*** RECORDS PROVIDED
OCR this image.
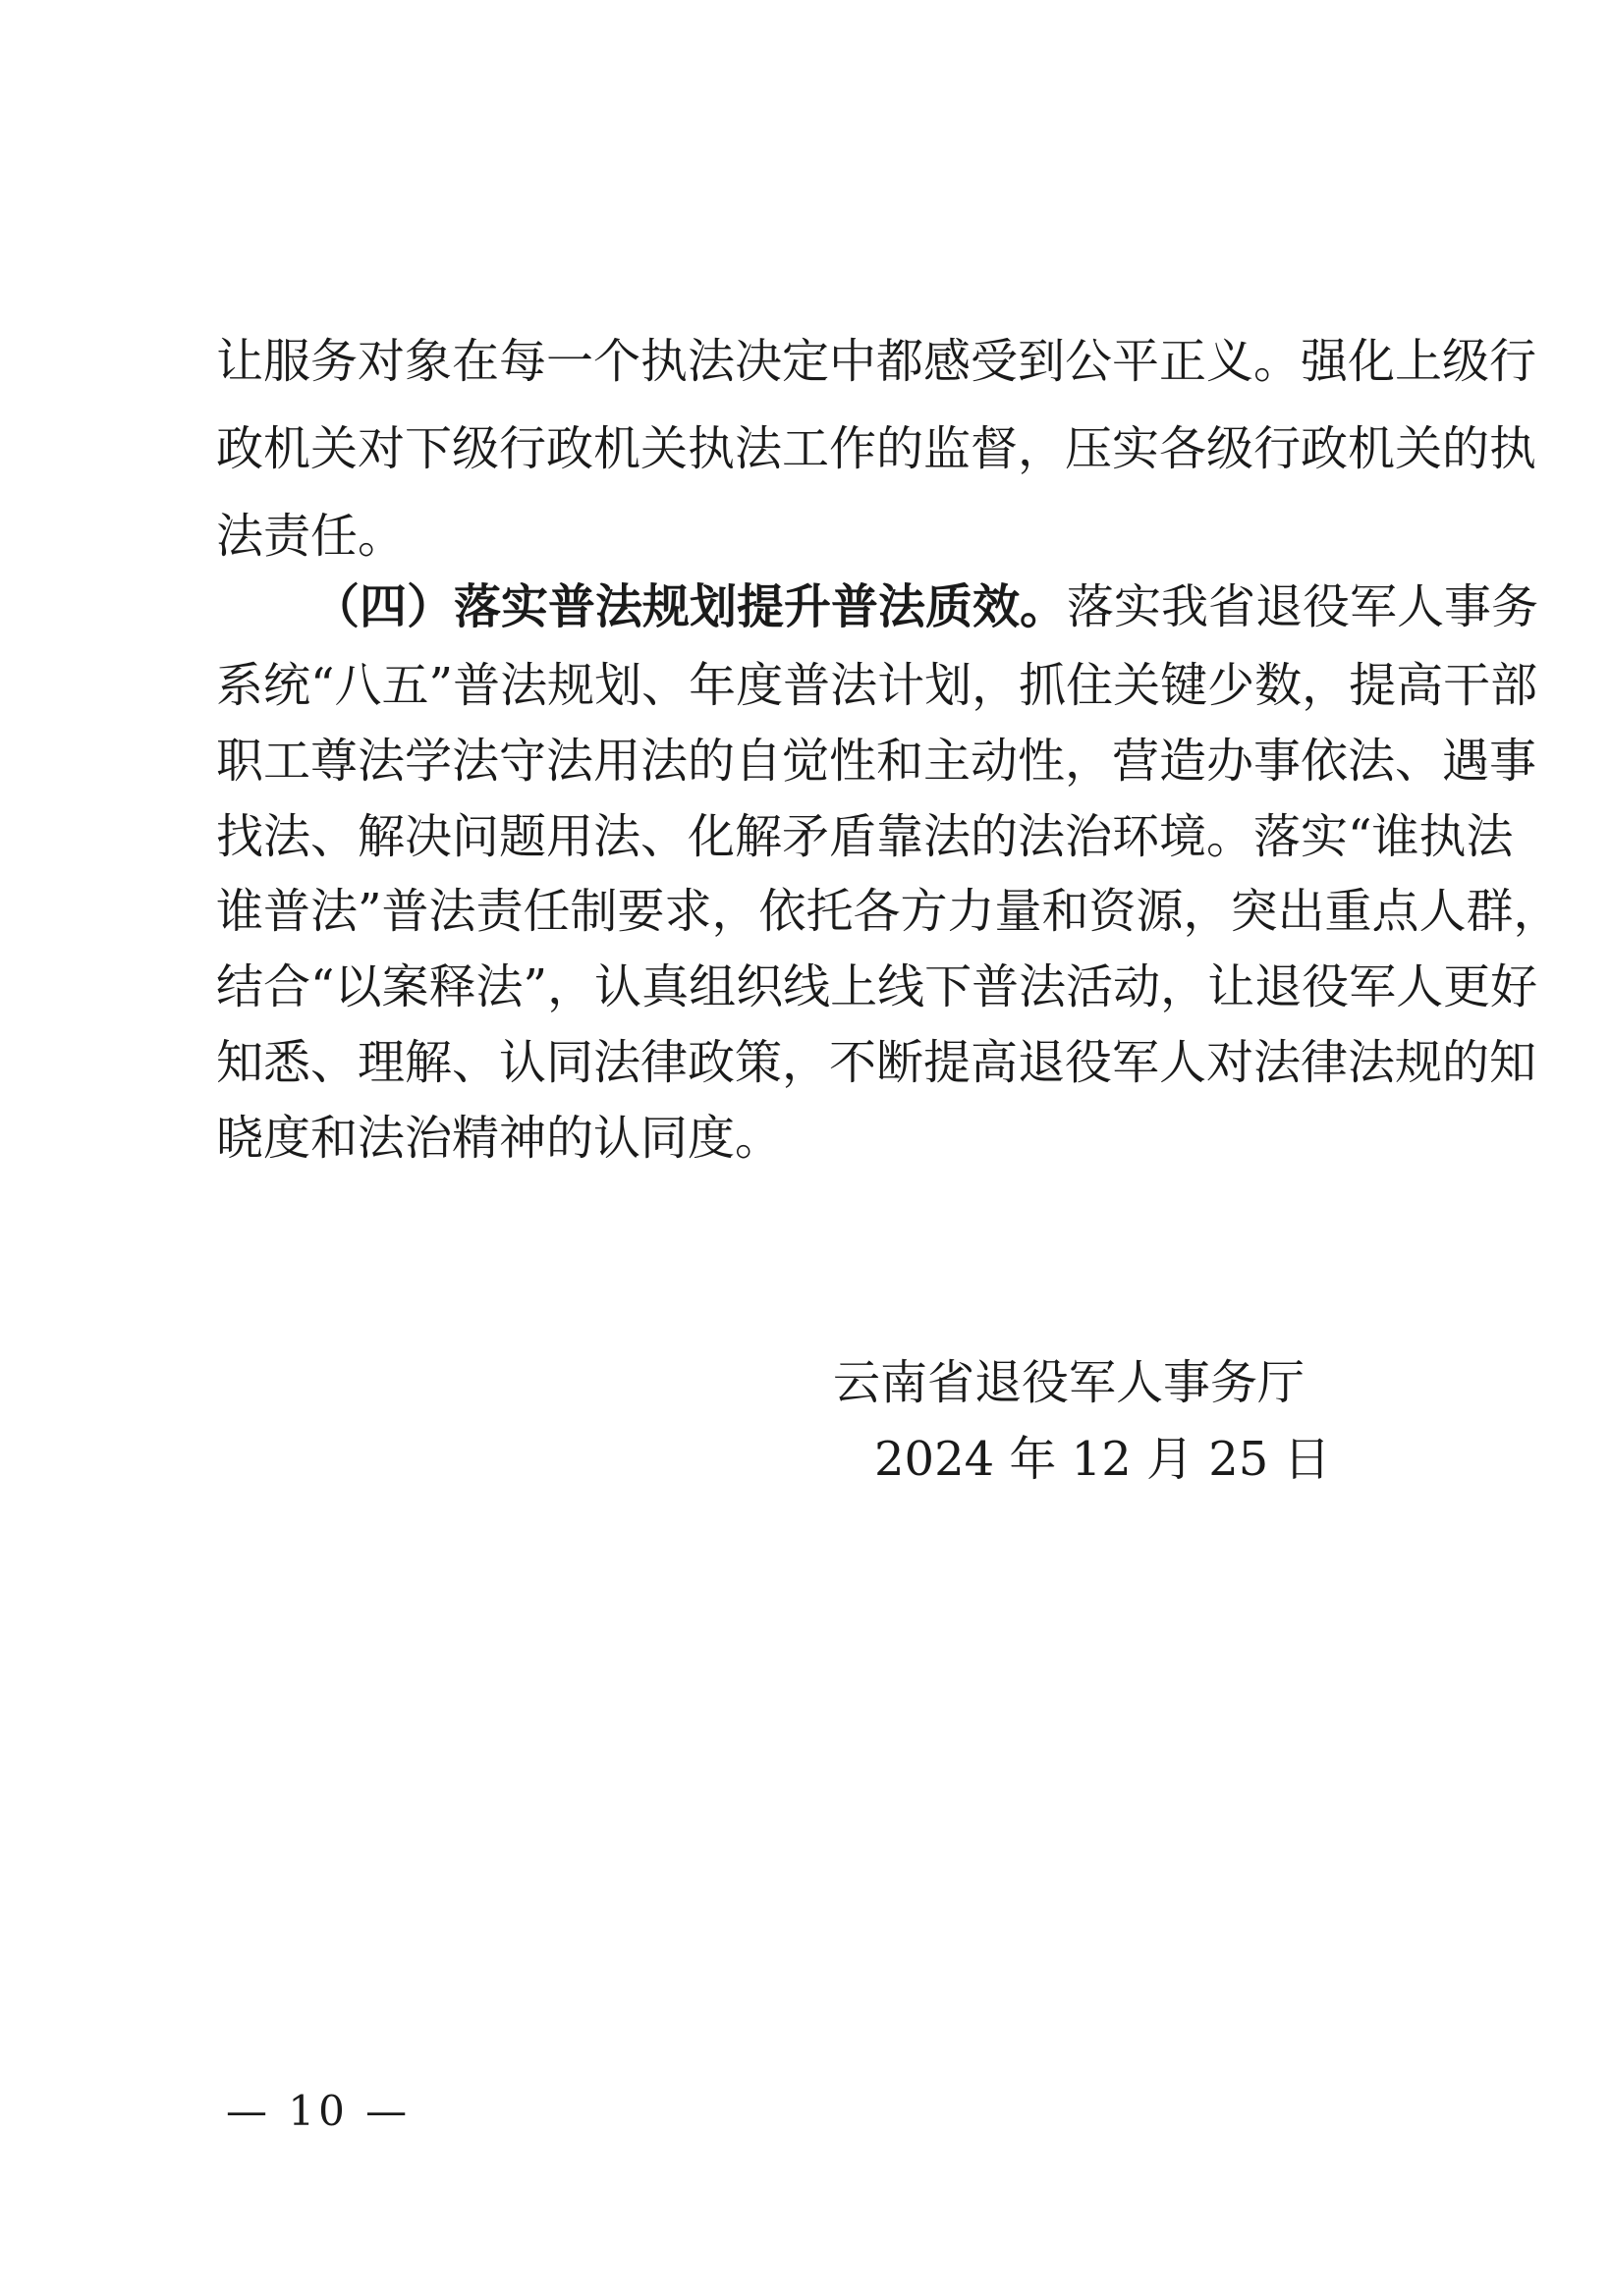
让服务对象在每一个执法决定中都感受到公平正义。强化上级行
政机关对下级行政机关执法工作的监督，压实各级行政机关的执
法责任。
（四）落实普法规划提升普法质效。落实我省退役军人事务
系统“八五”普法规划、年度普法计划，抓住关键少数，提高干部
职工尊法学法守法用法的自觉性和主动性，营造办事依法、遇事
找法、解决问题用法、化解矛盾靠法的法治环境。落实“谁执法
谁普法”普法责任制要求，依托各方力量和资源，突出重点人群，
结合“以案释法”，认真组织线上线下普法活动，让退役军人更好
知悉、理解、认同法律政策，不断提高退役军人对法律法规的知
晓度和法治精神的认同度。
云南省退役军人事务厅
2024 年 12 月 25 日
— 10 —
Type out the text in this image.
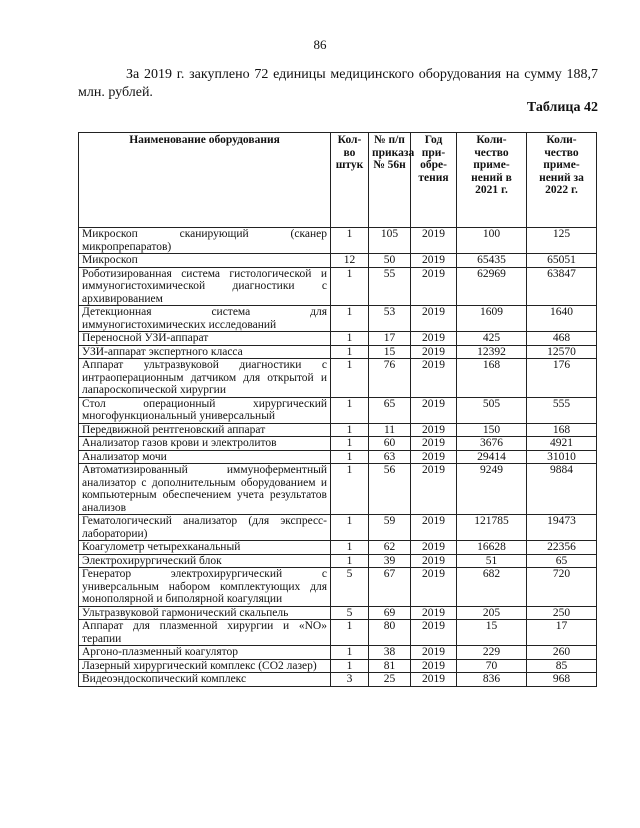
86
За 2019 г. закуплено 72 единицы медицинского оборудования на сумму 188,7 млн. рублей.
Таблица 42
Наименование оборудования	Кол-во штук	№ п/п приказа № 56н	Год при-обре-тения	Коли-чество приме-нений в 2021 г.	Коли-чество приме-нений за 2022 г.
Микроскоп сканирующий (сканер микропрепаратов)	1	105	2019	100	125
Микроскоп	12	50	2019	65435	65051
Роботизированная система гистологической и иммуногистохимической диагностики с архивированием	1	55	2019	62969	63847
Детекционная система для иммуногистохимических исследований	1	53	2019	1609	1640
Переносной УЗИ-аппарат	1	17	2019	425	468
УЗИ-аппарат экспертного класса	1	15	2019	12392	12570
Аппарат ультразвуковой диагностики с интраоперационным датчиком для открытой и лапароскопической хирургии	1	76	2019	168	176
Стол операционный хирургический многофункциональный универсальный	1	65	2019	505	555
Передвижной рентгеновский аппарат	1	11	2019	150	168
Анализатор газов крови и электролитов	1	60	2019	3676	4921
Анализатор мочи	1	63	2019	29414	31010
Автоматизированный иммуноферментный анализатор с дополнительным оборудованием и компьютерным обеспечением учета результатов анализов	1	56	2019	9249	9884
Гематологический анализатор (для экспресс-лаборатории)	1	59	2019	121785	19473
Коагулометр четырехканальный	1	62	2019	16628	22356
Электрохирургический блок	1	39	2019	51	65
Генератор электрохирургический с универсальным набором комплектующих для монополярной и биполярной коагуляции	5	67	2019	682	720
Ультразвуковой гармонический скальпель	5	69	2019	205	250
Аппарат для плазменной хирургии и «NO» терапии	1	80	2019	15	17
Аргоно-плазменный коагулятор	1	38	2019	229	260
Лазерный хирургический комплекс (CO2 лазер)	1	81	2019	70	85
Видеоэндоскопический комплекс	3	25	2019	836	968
******
__STATED TASK__.
Only a number is wanted: how many lines of the data above contain "хирургии"?

__SOLUTION__.
2